→ **PROMPT**
All entries below need to be written out exactly, but without their pictures.
## BEGIN DATA PROVIDED
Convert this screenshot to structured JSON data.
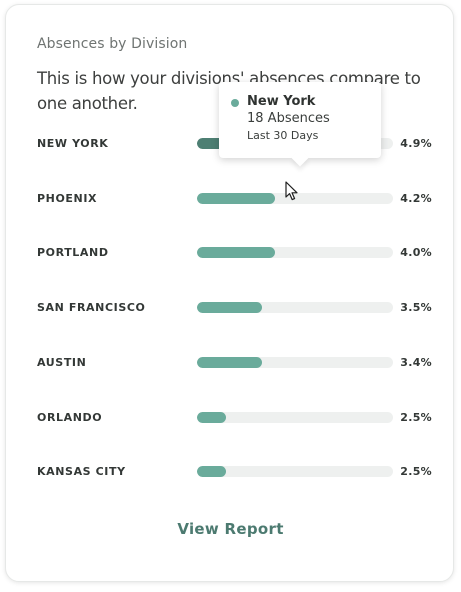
{
  "card": {
    "subtitle": "Absences by Division",
    "headline": "This is how your divisions' absences compare to one another.",
    "view_report_label": "View Report"
  },
  "divisions": [
    {
      "label": "NEW YORK",
      "value_label": "4.9%",
      "percent": 4.9,
      "fill_fraction": 0.2,
      "highlighted": true
    },
    {
      "label": "PHOENIX",
      "value_label": "4.2%",
      "percent": 4.2,
      "fill_fraction": 0.4,
      "highlighted": false
    },
    {
      "label": "PORTLAND",
      "value_label": "4.0%",
      "percent": 4.0,
      "fill_fraction": 0.4,
      "highlighted": false
    },
    {
      "label": "SAN FRANCISCO",
      "value_label": "3.5%",
      "percent": 3.5,
      "fill_fraction": 0.33,
      "highlighted": false
    },
    {
      "label": "AUSTIN",
      "value_label": "3.4%",
      "percent": 3.4,
      "fill_fraction": 0.33,
      "highlighted": false
    },
    {
      "label": "ORLANDO",
      "value_label": "2.5%",
      "percent": 2.5,
      "fill_fraction": 0.15,
      "highlighted": false
    },
    {
      "label": "KANSAS CITY",
      "value_label": "2.5%",
      "percent": 2.5,
      "fill_fraction": 0.15,
      "highlighted": false
    }
  ],
  "tooltip": {
    "title": "New York",
    "count": "18 Absences",
    "period": "Last 30 Days"
  },
  "colors": {
    "bar_fill": "#6aab9b",
    "bar_fill_highlight": "#4d7f73",
    "bar_track": "#eef0ef",
    "accent_text": "#4c7a70",
    "tooltip_dot": "#6aab9b"
  },
  "icons": {
    "cursor": "arrow-cursor-icon",
    "tooltip_marker": "dot-icon"
  }
}
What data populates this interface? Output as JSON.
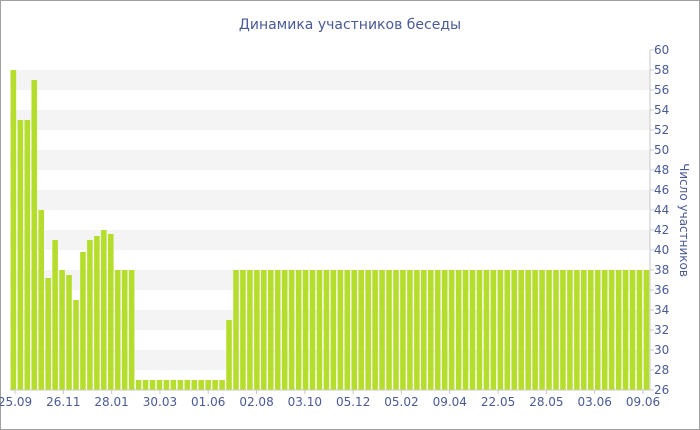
{
  "chart_data": {
    "type": "bar",
    "title": "Динамика участников беседы",
    "ylabel": "Число участников",
    "xlabel": "",
    "ylim": [
      26,
      60
    ],
    "yticks": [
      26,
      28,
      30,
      32,
      34,
      36,
      38,
      40,
      42,
      44,
      46,
      48,
      50,
      52,
      54,
      56,
      58,
      60
    ],
    "x_tick_labels": [
      "25.09",
      "26.11",
      "28.01",
      "30.03",
      "01.06",
      "02.08",
      "03.10",
      "05.12",
      "05.02",
      "09.04",
      "22.05",
      "28.05",
      "03.06",
      "09.06"
    ],
    "grid": "horizontal alternating bands",
    "y_axis_position": "right",
    "bar_color": "#b5dd2c",
    "values": [
      58,
      53,
      53,
      57,
      44,
      37.2,
      41,
      38,
      37.5,
      35,
      39.8,
      41,
      41.4,
      42,
      41.6,
      38,
      38,
      38,
      27,
      27,
      27,
      27,
      27,
      27,
      27,
      27,
      27,
      27,
      27,
      27,
      27,
      33,
      38,
      38,
      38,
      38,
      38,
      38,
      38,
      38,
      38,
      38,
      38,
      38,
      38,
      38,
      38,
      38,
      38,
      38,
      38,
      38,
      38,
      38,
      38,
      38,
      38,
      38,
      38,
      38,
      38,
      38,
      38,
      38,
      38,
      38,
      38,
      38,
      38,
      38,
      38,
      38,
      38,
      38,
      38,
      38,
      38,
      38,
      38,
      38,
      38,
      38,
      38,
      38,
      38,
      38,
      38,
      38,
      38,
      38,
      38,
      38
    ]
  }
}
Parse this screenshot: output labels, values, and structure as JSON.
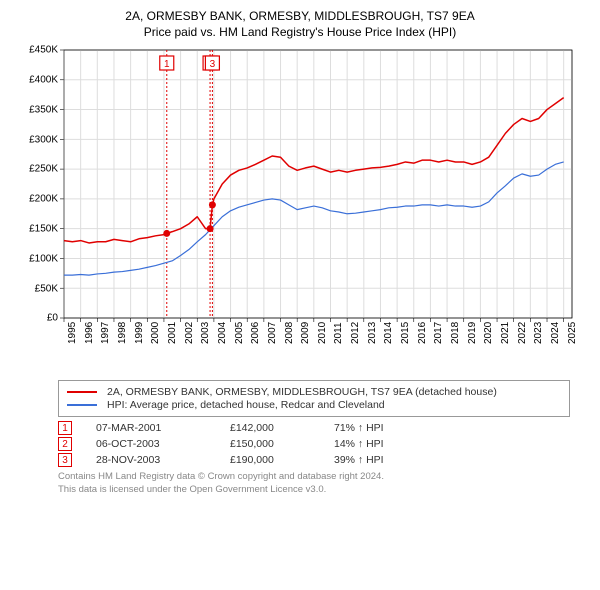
## END DATA PROVIDED
→ **REPLY TO THE TASK**
Convert this screenshot to structured JSON data.
{
  "card": {
    "subtitle": "Absences by Division",
    "headline": "This is how your divisions' absences compare to one another.",
    "view_report_label": "View Report"
  },
  "divisions": [
    {
      "label": "NEW YORK",
      "value_label": "4.9%",
      "percent": 4.9,
      "fill_fraction": 0.2,
      "highlighted": true
    },
    {
      "label": "PHOENIX",
      "value_label": "4.2%",
      "percent": 4.2,
      "fill_fraction": 0.4,
      "highlighted": false
    },
    {
      "label": "PORTLAND",
      "value_label": "4.0%",
      "percent": 4.0,
      "fill_fraction": 0.4,
      "highlighted": false
    },
    {
      "label": "SAN FRANCISCO",
      "value_label": "3.5%",
      "percent": 3.5,
      "fill_fraction": 0.33,
      "highlighted": false
    },
    {
      "label": "AUSTIN",
      "value_label": "3.4%",
      "percent": 3.4,
      "fill_fraction": 0.33,
      "highlighted": false
    },
    {
      "label": "ORLANDO",
      "value_label": "2.5%",
      "percent": 2.5,
      "fill_fraction": 0.15,
      "highlighted": false
    },
    {
      "label": "KANSAS CITY",
      "value_label": "2.5%",
      "percent": 2.5,
      "fill_fraction": 0.15,
      "highlighted": false
    }
  ],
  "tooltip": {
    "title": "New York",
    "count": "18 Absences",
    "period": "Last 30 Days"
  },
  "colors": {
    "bar_fill": "#6aab9b",
    "bar_fill_highlight": "#4d7f73",
    "bar_track": "#eef0ef",
    "accent_text": "#4c7a70",
    "tooltip_dot": "#6aab9b"
  },
  "icons": {
    "cursor": "arrow-cursor-icon",
    "tooltip_marker": "dot-icon"
  }
}
What data populates this interface? Output as JSON.
{
  "chart_data": {
    "type": "bar",
    "title": "Динамика участников беседы",
    "ylabel": "Число участников",
    "xlabel": "",
    "ylim": [
      26,
      60
    ],
    "yticks": [
      26,
      28,
      30,
      32,
      34,
      36,
      38,
      40,
      42,
      44,
      46,
      48,
      50,
      52,
      54,
      56,
      58,
      60
    ],
    "x_tick_labels": [
      "25.09",
      "26.11",
      "28.01",
      "30.03",
      "01.06",
      "02.08",
      "03.10",
      "05.12",
      "05.02",
      "09.04",
      "22.05",
      "28.05",
      "03.06",
      "09.06"
    ],
    "grid": "horizontal alternating bands",
    "y_axis_position": "right",
    "bar_color": "#b5dd2c",
    "values": [
      58,
      53,
      53,
      57,
      44,
      37.2,
      41,
      38,
      37.5,
      35,
      39.8,
      41,
      41.4,
      42,
      41.6,
      38,
      38,
      38,
      27,
      27,
      27,
      27,
      27,
      27,
      27,
      27,
      27,
      27,
      27,
      27,
      27,
      33,
      38,
      38,
      38,
      38,
      38,
      38,
      38,
      38,
      38,
      38,
      38,
      38,
      38,
      38,
      38,
      38,
      38,
      38,
      38,
      38,
      38,
      38,
      38,
      38,
      38,
      38,
      38,
      38,
      38,
      38,
      38,
      38,
      38,
      38,
      38,
      38,
      38,
      38,
      38,
      38,
      38,
      38,
      38,
      38,
      38,
      38,
      38,
      38,
      38,
      38,
      38,
      38,
      38,
      38,
      38,
      38,
      38,
      38,
      38,
      38
    ]
  }
}
Parse this screenshot: output labels, values, and structure as JSON.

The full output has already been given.